Task requirements = Draw out every line with the word "this" from the listing below.

▶

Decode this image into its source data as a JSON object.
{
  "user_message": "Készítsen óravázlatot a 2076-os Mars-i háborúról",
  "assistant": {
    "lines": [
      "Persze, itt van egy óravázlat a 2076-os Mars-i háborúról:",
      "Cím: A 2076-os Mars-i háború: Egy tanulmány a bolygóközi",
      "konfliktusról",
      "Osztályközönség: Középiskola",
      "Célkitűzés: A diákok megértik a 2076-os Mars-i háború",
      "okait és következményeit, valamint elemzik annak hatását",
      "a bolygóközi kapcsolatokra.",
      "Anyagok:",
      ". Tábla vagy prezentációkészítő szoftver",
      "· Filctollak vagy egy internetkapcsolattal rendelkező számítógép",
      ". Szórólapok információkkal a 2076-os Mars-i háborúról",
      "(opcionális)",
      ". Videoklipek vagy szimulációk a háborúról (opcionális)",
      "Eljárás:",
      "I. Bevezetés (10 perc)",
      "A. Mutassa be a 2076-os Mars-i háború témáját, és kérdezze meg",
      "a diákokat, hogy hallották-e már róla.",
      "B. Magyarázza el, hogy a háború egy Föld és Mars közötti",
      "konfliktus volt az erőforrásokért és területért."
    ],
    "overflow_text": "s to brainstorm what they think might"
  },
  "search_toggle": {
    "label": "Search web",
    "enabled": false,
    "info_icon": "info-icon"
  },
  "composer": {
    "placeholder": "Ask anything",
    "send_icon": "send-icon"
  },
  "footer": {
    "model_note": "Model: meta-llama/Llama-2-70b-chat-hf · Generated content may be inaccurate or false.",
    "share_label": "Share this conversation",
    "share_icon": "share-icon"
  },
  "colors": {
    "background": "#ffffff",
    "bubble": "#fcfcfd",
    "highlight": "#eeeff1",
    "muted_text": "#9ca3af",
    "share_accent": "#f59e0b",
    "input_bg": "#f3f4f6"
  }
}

◀

Complete output =
Decode this image into its source data as a JSON object.
    "share_label": "Share this conversation",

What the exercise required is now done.